ACE Inhibitors vs. ARBs

ACE Inhibitors vs. ARBs
McKenzie Pfeffer, PharmD, St. Cloud VA Health System

Background: Angiotensin-converting enzyme (ACE) inhibitors and angiotensin receptor blockers (ARBs) are widely used in the United States for the treatment of hypertension and are among first-line therapy options, along with calcium channel blockers and thiazide or thiazide-like diuretics. Both ACEs and ARBs work on the renin-angiotensin system (RAS) in the kidneys, however, they have different sites of action. ACE inhibitors inhibit the conversion of angiotensin I to angiotensin II, while ARBs block receptor binding of angiotensin II. Generally, both classes are considered to be interchangeable and yield similar efficacies. Over the years, ACE inhibitors have been more widely used than ARBs due to previously lower cost, as well as additional benefits seen with improving mortality in heart failure and post-myocardial infarction (MI) along with renal protection in patients with diabetes. Generally well-tolerated, patients taking ACE inhibitors or ARBs occasionally complain of a chronic, dry, non-productive cough. Hyperkalemia and an increase in serum creatinine may be seen while using these agents. This can be serious since hyperkalemia can cause cardiac issues, including arrhythmias, which can be life-threatening. Lab monitoring, especially upon initiation of one of these agents, is imperative for patient safety. Generally, there is no difference between selecting an ACE inhibitor or ARB for first-line use in hypertension, although a new analysis of a large trial suggests otherwise.

## What to do
1. Using the passage on ACE inhibitors and ARBs, explain in one to three sentences why lab monitoring matters when a patient starts one of these agents.
2. Please name the other first-line options for hypertension that the passage on ACE inhibitors and ARBs lists alongside these two classes.
You won't need the data after this point.

## Study material
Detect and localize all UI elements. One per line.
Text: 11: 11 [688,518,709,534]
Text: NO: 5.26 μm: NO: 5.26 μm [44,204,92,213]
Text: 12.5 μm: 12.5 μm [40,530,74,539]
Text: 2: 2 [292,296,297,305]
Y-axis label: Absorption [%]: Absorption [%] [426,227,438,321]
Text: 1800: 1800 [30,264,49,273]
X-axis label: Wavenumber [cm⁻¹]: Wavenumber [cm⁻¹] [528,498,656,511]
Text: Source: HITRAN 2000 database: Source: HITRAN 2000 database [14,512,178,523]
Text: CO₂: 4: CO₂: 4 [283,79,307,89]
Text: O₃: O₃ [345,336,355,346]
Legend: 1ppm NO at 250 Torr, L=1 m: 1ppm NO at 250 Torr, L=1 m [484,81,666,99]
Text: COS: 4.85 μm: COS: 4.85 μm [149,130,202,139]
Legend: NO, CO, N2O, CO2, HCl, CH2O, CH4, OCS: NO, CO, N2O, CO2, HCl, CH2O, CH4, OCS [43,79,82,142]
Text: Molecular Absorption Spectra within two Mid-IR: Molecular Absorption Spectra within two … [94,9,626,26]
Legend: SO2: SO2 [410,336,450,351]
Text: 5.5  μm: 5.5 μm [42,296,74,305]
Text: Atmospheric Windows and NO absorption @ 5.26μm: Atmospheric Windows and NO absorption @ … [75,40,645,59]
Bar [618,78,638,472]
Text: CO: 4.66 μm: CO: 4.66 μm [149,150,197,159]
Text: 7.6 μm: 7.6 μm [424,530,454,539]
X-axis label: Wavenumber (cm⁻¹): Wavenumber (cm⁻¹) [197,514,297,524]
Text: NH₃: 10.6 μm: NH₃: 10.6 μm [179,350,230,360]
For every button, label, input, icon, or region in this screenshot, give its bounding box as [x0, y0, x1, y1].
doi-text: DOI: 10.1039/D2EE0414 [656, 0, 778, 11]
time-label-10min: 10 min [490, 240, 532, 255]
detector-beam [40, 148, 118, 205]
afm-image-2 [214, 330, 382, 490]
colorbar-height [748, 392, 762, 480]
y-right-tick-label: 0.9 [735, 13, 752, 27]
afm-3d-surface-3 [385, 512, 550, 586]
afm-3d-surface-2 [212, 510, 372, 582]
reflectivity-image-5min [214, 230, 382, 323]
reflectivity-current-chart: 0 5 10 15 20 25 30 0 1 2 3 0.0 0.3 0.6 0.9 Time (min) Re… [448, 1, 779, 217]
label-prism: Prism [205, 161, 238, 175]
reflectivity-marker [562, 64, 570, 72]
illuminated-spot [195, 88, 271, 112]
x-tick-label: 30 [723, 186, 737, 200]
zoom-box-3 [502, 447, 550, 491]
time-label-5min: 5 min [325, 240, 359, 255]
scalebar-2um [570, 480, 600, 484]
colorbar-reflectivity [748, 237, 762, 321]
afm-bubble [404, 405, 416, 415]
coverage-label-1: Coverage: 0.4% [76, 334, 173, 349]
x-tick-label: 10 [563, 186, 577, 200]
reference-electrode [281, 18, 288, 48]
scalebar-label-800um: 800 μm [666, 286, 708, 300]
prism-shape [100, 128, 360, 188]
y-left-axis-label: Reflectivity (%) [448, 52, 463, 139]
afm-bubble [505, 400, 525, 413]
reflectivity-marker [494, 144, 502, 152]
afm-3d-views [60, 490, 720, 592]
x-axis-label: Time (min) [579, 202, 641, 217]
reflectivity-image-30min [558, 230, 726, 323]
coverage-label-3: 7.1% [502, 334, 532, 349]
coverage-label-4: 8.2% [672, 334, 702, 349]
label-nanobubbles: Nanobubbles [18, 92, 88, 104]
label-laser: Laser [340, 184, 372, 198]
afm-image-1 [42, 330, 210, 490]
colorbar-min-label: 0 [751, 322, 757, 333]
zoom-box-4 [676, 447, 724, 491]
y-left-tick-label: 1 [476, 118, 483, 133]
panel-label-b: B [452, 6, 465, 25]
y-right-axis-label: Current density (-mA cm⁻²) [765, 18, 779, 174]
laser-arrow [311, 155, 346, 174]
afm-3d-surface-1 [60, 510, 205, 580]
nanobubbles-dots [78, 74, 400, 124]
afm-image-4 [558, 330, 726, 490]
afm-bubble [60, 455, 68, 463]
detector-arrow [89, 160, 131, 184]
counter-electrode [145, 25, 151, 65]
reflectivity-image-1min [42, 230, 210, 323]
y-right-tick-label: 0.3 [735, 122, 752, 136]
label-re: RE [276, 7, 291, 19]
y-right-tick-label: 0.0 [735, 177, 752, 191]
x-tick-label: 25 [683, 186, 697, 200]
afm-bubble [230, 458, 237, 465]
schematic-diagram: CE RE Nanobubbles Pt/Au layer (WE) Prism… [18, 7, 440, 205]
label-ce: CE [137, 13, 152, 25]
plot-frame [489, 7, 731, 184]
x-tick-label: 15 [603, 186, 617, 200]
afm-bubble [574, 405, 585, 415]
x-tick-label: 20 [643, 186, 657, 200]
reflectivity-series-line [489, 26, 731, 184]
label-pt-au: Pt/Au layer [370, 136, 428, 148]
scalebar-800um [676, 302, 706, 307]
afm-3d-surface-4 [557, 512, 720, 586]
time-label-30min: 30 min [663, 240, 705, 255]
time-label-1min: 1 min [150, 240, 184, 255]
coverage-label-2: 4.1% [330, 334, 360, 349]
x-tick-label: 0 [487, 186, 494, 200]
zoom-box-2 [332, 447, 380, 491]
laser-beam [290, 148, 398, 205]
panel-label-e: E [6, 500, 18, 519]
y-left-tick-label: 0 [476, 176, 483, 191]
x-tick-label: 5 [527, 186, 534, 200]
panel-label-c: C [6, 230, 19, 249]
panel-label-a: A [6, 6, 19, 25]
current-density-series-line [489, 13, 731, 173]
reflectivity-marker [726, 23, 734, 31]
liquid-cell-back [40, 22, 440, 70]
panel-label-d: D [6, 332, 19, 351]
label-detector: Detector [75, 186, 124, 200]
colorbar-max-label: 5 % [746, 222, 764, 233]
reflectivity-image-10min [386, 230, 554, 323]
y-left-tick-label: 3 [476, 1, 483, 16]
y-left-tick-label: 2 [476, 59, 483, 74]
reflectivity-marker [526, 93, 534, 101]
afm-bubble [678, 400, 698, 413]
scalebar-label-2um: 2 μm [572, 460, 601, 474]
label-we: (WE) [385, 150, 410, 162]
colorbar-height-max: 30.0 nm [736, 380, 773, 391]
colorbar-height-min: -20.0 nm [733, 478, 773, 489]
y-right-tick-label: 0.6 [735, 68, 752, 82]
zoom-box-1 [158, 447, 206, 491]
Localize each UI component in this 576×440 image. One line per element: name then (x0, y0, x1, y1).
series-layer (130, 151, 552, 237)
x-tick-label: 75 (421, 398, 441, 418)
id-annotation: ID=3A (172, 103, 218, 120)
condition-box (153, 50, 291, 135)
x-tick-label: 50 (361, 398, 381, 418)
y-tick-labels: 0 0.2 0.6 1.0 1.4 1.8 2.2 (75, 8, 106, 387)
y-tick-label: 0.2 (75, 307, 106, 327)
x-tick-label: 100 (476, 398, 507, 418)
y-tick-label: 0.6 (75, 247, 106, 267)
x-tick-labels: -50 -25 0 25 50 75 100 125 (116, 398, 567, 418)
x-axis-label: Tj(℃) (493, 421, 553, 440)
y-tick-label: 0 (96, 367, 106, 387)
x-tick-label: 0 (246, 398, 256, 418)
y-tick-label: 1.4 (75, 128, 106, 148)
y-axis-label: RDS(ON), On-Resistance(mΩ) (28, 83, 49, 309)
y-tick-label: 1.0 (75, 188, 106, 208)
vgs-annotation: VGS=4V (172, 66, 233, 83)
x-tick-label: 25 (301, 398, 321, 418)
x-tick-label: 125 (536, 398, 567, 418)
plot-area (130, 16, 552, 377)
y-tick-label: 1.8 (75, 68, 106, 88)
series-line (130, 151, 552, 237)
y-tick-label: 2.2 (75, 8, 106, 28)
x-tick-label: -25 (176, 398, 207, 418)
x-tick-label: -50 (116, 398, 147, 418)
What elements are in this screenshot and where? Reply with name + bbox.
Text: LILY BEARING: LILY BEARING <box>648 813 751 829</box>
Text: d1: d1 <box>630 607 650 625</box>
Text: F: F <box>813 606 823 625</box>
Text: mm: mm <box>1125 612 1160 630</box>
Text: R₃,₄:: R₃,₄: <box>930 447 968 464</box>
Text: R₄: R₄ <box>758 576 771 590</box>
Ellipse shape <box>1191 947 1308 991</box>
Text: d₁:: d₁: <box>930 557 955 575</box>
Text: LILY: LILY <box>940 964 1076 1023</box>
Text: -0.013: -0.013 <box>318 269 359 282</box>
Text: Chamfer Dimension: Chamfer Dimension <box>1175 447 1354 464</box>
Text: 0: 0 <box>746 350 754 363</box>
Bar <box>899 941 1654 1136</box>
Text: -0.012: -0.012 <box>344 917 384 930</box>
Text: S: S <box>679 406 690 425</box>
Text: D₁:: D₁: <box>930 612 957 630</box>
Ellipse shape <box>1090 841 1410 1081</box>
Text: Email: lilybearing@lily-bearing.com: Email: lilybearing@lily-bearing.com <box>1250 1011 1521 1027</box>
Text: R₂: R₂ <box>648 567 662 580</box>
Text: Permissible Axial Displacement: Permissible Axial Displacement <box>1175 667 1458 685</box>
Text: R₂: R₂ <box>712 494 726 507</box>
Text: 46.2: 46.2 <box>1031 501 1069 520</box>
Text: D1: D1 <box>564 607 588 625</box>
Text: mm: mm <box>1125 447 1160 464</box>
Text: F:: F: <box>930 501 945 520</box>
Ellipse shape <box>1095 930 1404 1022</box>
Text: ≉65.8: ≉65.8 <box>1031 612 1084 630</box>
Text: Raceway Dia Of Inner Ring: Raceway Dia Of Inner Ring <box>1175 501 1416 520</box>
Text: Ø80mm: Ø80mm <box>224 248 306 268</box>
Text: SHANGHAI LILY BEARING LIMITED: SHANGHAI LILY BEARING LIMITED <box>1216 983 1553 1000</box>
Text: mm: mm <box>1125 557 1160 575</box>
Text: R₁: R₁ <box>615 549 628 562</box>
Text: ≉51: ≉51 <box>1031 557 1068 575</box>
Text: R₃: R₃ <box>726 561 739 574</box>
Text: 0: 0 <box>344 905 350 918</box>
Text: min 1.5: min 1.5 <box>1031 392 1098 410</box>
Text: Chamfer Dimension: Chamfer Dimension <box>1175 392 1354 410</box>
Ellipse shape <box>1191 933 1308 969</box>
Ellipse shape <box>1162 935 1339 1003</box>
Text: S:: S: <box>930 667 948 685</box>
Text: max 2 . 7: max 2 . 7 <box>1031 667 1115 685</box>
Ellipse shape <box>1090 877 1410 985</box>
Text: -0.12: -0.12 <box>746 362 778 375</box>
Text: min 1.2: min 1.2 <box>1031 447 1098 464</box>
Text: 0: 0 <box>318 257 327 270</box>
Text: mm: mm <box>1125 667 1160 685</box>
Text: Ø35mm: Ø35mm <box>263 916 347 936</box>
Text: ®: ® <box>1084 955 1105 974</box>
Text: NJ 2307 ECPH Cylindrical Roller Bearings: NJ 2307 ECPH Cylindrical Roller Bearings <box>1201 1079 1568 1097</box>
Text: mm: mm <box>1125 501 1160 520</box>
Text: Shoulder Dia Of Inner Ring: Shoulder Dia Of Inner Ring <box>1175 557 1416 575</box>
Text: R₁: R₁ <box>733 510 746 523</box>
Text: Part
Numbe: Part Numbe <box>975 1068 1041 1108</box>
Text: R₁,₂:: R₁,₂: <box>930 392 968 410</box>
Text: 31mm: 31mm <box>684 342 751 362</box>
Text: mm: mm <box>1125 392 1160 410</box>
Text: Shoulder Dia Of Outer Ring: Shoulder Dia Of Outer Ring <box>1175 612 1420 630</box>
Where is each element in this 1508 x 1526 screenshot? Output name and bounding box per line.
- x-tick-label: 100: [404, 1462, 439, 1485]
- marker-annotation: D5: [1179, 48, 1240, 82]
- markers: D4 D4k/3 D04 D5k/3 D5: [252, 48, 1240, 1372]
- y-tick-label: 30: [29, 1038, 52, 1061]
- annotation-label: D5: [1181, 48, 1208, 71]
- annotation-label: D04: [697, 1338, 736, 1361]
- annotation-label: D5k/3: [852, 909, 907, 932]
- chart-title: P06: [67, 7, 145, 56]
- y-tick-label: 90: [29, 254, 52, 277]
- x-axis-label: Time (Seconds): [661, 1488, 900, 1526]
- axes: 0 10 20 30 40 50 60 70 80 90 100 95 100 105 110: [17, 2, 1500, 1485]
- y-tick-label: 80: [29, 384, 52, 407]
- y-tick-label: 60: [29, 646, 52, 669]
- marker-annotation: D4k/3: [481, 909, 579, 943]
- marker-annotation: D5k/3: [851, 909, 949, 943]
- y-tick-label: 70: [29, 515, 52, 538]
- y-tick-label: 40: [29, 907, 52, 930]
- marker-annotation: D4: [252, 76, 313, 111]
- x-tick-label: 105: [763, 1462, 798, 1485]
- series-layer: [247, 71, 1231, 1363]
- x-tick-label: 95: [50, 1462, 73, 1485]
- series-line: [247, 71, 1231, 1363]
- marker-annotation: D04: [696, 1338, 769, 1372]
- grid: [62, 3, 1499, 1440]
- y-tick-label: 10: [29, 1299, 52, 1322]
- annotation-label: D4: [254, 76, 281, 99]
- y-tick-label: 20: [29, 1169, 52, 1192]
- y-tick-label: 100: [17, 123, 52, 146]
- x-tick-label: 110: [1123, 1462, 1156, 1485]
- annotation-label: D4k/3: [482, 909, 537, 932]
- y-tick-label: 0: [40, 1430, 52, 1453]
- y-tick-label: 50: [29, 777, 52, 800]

## Written answers
1. These agents may raise potassium (hyperkalemia) and serum creatinine. Hyperkalemia can cause cardiac problems, including arrhythmias that can be life-threatening, so lab monitoring is imperative for patient safety, especially at initiation.

2. Calcium channel blockers and thiazide or thiazide-like diuretics.